Task prompt ::
List each line in which the string "value" appears.
_____
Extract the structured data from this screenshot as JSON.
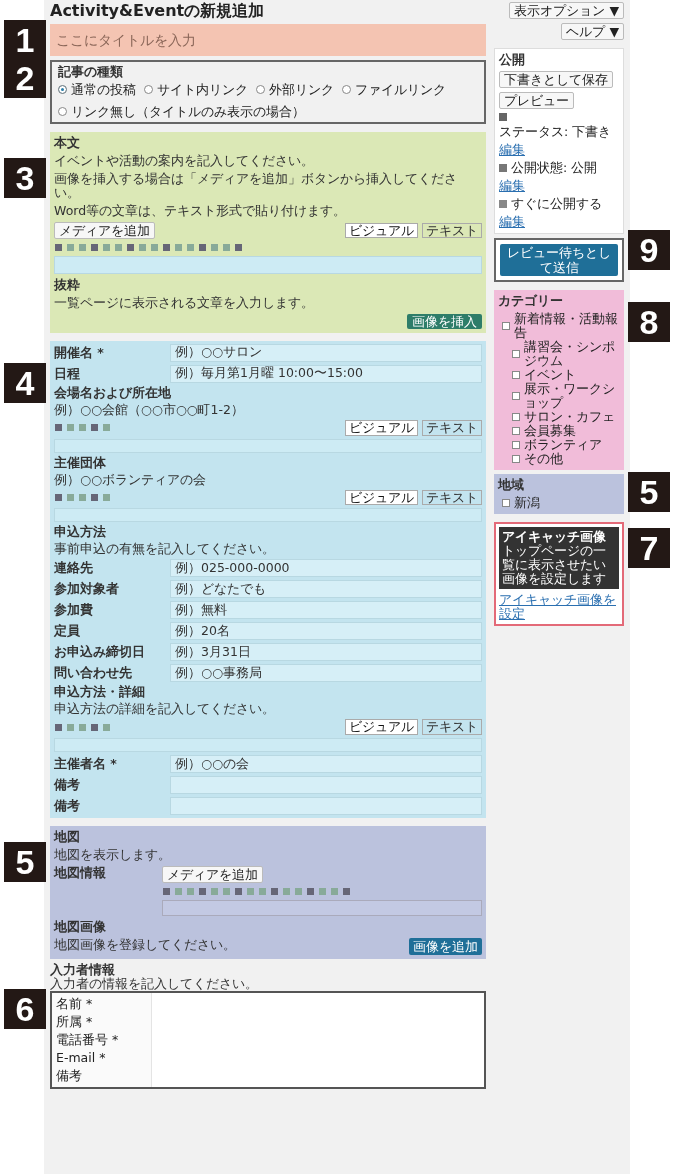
{
  "header_buttons": [
    {
      "label": "表示オプション ▼"
    },
    {
      "label": "ヘルプ ▼"
    }
  ],
  "page_title": "Activity&Eventの新規追加",
  "title_field": {
    "placeholder": "ここにタイトルを入力",
    "callout": "1"
  },
  "post_type": {
    "label": "記事の種類",
    "callout": "2",
    "options": [
      {
        "label": "通常の投稿",
        "selected": true
      },
      {
        "label": "サイト内リンク",
        "selected": false
      },
      {
        "label": "外部リンク",
        "selected": false
      },
      {
        "label": "ファイルリンク",
        "selected": false
      },
      {
        "label": "リンク無し（タイトルのみ表示の場合）",
        "selected": false
      }
    ]
  },
  "body_editor": {
    "label": "本文",
    "callout": "3",
    "description": [
      "イベントや活動の案内を記入してください。",
      "画像を挿入する場合は「メディアを追加」ボタンから挿入してください。",
      "Word等の文章は、テキスト形式で貼り付けます。"
    ],
    "media_button": "メディアを追加",
    "tabs": [
      {
        "label": "ビジュアル",
        "selected": true
      },
      {
        "label": "テキスト",
        "selected": false
      }
    ],
    "excerpt_label": "抜粋",
    "excerpt_text": "一覧ページに表示される文章を入力します。",
    "insert_button": "画像を挿入"
  },
  "event_fields": {
    "callout": "4",
    "fields": [
      {
        "kind": "input",
        "label": "開催名 *",
        "value": "例）○○サロン"
      },
      {
        "kind": "input",
        "label": "日程",
        "value": "例）毎月第1月曜 10:00〜15:00"
      },
      {
        "kind": "editor",
        "label": "会場名および所在地",
        "description": "例）○○会館（○○市○○町1-2）",
        "tabs": [
          {
            "label": "ビジュアル",
            "selected": true
          },
          {
            "label": "テキスト",
            "selected": false
          }
        ]
      },
      {
        "kind": "editor",
        "label": "主催団体",
        "description": "例）○○ボランティアの会",
        "tabs": [
          {
            "label": "ビジュアル",
            "selected": true
          },
          {
            "label": "テキスト",
            "selected": false
          }
        ]
      },
      {
        "kind": "note",
        "label": "申込方法",
        "description": "事前申込の有無を記入してください。"
      },
      {
        "kind": "input",
        "label": "連絡先",
        "value": "例）025-000-0000"
      },
      {
        "kind": "input",
        "label": "参加対象者",
        "value": "例）どなたでも"
      },
      {
        "kind": "input",
        "label": "参加費",
        "value": "例）無料"
      },
      {
        "kind": "input",
        "label": "定員",
        "value": "例）20名"
      },
      {
        "kind": "input",
        "label": "お申込み締切日",
        "value": "例）3月31日"
      },
      {
        "kind": "input",
        "label": "問い合わせ先",
        "value": "例）○○事務局"
      },
      {
        "kind": "editor",
        "label": "申込方法・詳細",
        "description": "申込方法の詳細を記入してください。",
        "tabs": [
          {
            "label": "ビジュアル",
            "selected": true
          },
          {
            "label": "テキスト",
            "selected": false
          }
        ]
      },
      {
        "kind": "input",
        "label": "主催者名 *",
        "value": "例）○○の会"
      },
      {
        "kind": "input",
        "label": "備考"
      },
      {
        "kind": "input",
        "label": "備考"
      }
    ]
  },
  "map_section": {
    "callout": "5",
    "label": "地図",
    "description": "地図を表示します。",
    "left_label": "地図情報",
    "media_button": "メディアを追加",
    "image_label": "地図画像",
    "image_description": "地図画像を登録してください。",
    "button": "画像を追加"
  },
  "submitter": {
    "callout": "6",
    "label": "入力者情報",
    "description": "入力者の情報を記入してください。",
    "rows": [
      {
        "label": "名前 *"
      },
      {
        "label": "所属 *"
      },
      {
        "label": "電話番号 *"
      },
      {
        "label": "E-mail *"
      },
      {
        "label": "備考"
      }
    ]
  },
  "publish_box": {
    "title": "公開",
    "save_button": "下書きとして保存",
    "preview_button": "プレビュー",
    "rows": [
      {
        "kind": "status",
        "text": "ステータス: 下書き",
        "link": "編集"
      },
      {
        "kind": "visibility",
        "text": "公開状態: 公開",
        "link": "編集"
      },
      {
        "kind": "schedule",
        "text": "すぐに公開する",
        "link": "編集"
      }
    ],
    "submit_button": "レビュー待ちとして送信",
    "callout": "9"
  },
  "categories": {
    "title": "カテゴリー",
    "callout": "8",
    "items": [
      {
        "label": "新着情報・活動報告",
        "checked": false,
        "children": [
          {
            "label": "講習会・シンポジウム",
            "checked": false
          },
          {
            "label": "イベント",
            "checked": false
          },
          {
            "label": "展示・ワークショップ",
            "checked": false
          },
          {
            "label": "サロン・カフェ",
            "checked": false
          },
          {
            "label": "会員募集",
            "checked": false
          },
          {
            "label": "ボランティア",
            "checked": false
          },
          {
            "label": "その他",
            "checked": false
          }
        ]
      }
    ]
  },
  "region": {
    "title": "地域",
    "callout": "5",
    "items": [
      {
        "label": "新潟",
        "checked": false
      }
    ]
  },
  "featured_image": {
    "title": "アイキャッチ画像",
    "tooltip": "トップページの一覧に表示させたい画像を設定します",
    "link": "アイキャッチ画像を設定",
    "callout": "7"
  }
}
_____
Answer to this problem ::
        "value": "例）○○サロン"
        "value": "例）毎月第1月曜 10:00〜15:00"
        "value": "例）025-000-0000"
        "value": "例）どなたでも"
        "value": "例）無料"
        "value": "例）20名"
        "value": "例）3月31日"
        "value": "例）○○事務局"
        "value": "例）○○の会"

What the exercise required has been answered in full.